What is asked: Extract all lines containing "button".
>>>>>
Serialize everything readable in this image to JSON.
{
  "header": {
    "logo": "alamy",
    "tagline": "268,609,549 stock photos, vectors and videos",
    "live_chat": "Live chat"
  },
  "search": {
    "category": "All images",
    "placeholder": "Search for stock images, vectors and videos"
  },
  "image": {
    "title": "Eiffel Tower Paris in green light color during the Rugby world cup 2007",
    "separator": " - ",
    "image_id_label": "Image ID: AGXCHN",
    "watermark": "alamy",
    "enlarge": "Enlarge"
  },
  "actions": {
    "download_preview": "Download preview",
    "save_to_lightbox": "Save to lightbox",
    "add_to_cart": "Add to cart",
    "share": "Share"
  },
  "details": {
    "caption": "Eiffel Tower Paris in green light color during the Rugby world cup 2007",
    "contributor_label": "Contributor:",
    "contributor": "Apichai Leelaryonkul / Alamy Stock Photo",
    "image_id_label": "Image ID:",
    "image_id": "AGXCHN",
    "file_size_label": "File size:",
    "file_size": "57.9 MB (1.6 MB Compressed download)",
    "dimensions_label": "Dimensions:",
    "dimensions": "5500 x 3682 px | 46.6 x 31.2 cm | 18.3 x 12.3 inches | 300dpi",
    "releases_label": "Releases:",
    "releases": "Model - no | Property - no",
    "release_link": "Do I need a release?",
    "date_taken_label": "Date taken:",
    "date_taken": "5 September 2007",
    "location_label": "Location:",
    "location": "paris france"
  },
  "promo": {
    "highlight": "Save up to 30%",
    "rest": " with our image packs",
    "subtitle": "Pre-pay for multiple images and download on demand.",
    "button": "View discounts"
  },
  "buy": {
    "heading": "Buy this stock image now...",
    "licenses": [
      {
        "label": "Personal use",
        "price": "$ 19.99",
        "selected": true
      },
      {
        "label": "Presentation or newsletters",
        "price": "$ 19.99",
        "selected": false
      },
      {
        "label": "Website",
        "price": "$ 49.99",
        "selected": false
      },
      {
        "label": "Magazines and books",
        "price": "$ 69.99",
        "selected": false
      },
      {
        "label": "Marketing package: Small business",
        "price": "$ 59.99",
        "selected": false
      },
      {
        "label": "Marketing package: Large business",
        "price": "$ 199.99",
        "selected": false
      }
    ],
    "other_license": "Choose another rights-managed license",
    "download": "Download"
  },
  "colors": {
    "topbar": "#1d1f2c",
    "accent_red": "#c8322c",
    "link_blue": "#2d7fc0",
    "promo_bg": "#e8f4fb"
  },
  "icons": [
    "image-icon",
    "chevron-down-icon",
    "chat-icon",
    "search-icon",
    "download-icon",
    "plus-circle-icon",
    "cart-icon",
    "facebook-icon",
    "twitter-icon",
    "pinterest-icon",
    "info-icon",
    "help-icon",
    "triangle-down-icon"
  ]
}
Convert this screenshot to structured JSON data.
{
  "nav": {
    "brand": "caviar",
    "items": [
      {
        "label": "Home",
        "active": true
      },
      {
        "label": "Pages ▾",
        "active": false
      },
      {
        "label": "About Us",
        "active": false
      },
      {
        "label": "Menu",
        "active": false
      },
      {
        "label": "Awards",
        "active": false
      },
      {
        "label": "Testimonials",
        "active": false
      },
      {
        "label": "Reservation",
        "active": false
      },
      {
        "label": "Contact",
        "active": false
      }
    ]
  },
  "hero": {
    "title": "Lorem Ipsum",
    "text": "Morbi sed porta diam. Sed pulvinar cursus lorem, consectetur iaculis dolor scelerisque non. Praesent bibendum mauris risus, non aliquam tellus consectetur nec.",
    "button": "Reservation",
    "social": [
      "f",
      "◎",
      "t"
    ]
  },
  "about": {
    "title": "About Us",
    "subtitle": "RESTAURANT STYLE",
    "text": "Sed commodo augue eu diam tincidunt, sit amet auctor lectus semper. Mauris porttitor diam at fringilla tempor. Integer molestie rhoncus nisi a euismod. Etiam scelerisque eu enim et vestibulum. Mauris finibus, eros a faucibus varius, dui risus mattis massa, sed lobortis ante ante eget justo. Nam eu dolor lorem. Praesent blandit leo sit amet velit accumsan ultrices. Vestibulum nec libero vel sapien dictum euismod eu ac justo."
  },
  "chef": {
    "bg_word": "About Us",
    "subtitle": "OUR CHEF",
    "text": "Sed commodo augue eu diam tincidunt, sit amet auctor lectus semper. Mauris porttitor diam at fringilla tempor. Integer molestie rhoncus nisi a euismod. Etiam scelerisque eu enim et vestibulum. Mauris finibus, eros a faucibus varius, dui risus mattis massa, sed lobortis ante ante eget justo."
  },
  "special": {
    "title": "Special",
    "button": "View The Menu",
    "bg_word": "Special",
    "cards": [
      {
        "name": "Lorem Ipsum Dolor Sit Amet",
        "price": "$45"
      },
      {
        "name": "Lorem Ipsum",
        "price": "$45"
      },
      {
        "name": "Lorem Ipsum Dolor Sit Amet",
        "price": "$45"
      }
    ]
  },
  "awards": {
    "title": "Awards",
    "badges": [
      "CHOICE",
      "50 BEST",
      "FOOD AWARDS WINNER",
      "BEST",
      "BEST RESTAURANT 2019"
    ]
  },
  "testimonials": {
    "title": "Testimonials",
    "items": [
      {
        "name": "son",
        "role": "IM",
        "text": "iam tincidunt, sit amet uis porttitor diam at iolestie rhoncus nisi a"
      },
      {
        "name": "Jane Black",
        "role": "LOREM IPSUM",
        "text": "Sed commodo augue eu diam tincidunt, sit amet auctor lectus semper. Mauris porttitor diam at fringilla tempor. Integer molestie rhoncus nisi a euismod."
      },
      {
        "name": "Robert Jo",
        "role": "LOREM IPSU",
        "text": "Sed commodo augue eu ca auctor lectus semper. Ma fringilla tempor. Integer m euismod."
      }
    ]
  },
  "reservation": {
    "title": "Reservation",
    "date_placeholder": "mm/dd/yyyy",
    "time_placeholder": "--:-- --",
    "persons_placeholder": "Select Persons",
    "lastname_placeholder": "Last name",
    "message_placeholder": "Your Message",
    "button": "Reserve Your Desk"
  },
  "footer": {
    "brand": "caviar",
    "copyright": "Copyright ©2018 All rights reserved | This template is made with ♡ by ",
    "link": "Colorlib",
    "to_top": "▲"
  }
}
<<<<<
Expected answer:
    "button": "View discounts"
    "button": "Reservation",
    "button": "View The Menu",
    "button": "Reserve Your Desk"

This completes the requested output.